Data for this exercise:
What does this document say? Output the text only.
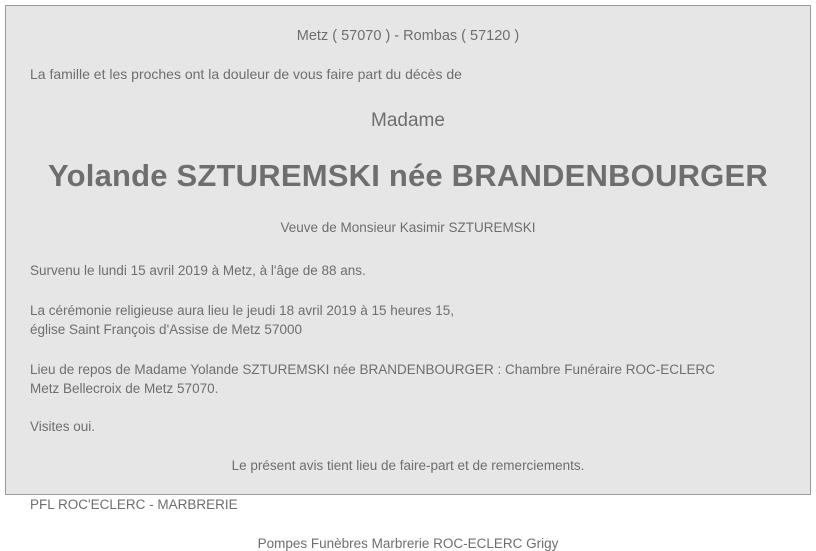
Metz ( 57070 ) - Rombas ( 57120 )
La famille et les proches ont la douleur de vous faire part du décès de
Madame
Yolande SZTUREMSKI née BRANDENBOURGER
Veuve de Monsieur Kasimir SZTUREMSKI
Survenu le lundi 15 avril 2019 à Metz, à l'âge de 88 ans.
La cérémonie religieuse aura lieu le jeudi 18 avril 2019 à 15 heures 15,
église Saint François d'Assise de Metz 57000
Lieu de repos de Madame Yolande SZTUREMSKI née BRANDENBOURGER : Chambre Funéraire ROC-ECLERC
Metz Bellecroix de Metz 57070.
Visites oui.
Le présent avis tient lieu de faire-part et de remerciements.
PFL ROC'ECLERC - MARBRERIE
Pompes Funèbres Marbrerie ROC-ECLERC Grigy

---

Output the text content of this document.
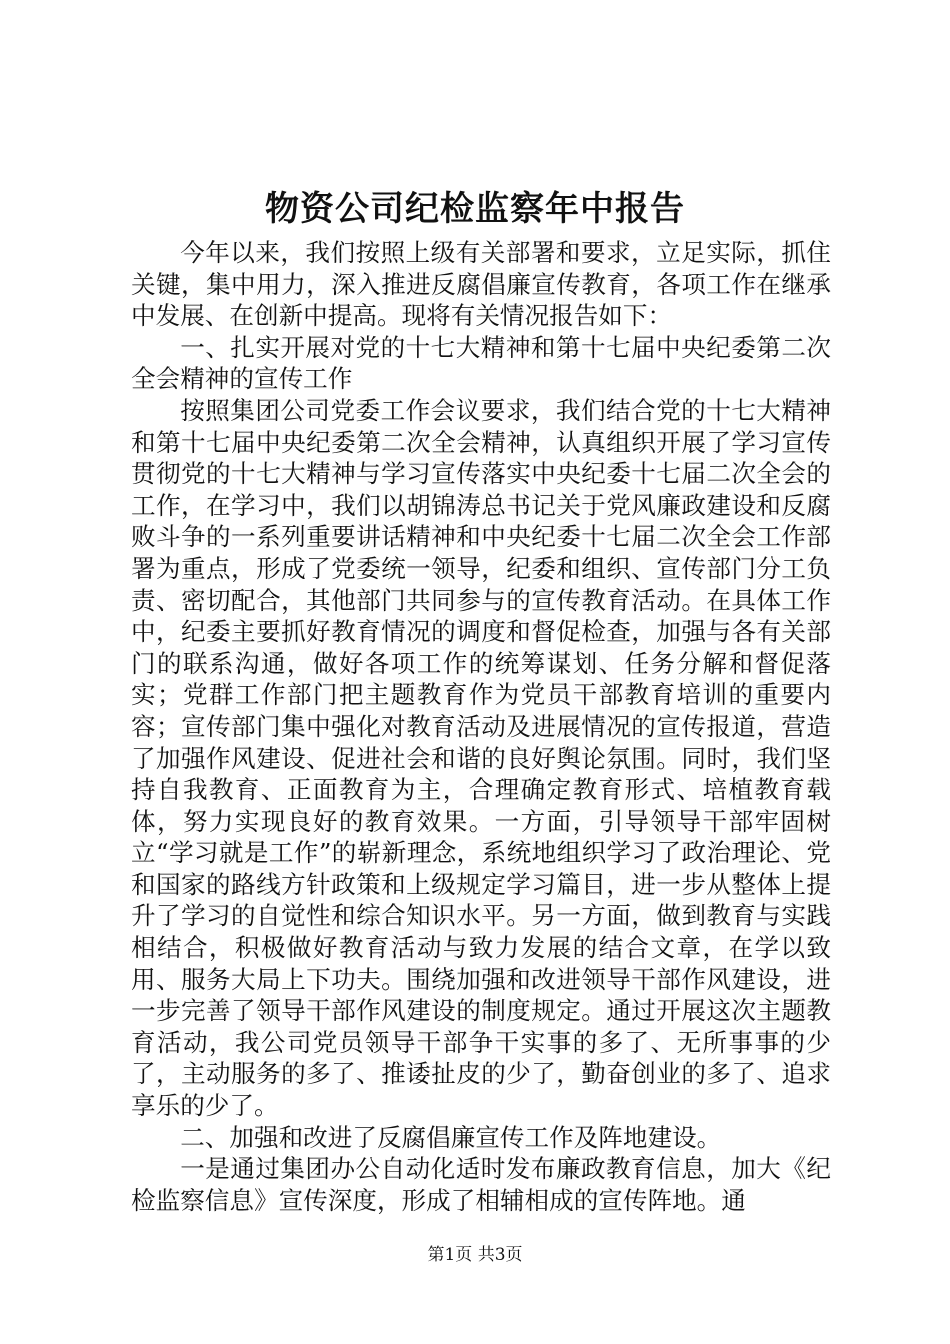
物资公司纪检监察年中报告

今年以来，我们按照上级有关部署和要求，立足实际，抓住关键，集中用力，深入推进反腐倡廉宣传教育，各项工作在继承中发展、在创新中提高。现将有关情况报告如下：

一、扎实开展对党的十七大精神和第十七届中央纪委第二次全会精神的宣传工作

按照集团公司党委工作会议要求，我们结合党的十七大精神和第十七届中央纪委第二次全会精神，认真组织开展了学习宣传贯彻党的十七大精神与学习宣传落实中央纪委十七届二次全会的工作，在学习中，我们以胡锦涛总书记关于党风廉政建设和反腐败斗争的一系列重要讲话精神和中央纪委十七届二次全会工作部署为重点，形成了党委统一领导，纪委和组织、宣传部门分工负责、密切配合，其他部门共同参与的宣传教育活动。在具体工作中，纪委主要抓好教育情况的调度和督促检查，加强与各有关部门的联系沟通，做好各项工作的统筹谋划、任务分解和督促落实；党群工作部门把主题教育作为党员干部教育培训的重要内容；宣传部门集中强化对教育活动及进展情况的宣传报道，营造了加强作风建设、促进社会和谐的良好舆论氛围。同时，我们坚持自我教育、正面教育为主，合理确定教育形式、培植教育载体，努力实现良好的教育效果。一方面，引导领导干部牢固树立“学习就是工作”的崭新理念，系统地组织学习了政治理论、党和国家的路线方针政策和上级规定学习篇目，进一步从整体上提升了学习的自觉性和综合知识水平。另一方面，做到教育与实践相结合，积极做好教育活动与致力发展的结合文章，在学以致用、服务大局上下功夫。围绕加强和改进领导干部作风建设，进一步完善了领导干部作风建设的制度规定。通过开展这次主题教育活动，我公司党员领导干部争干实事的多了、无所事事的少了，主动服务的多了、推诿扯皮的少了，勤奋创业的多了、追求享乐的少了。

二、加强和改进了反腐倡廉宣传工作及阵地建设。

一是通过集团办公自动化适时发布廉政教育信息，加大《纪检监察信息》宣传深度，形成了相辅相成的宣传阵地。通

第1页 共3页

The task: In the material above, show every line where the word "BRANDENBOURGER" turns up.

Worked answer:
Yolande SZTUREMSKI née BRANDENBOURGER
Lieu de repos de Madame Yolande SZTUREMSKI née BRANDENBOURGER : Chambre Funéraire ROC-ECLERC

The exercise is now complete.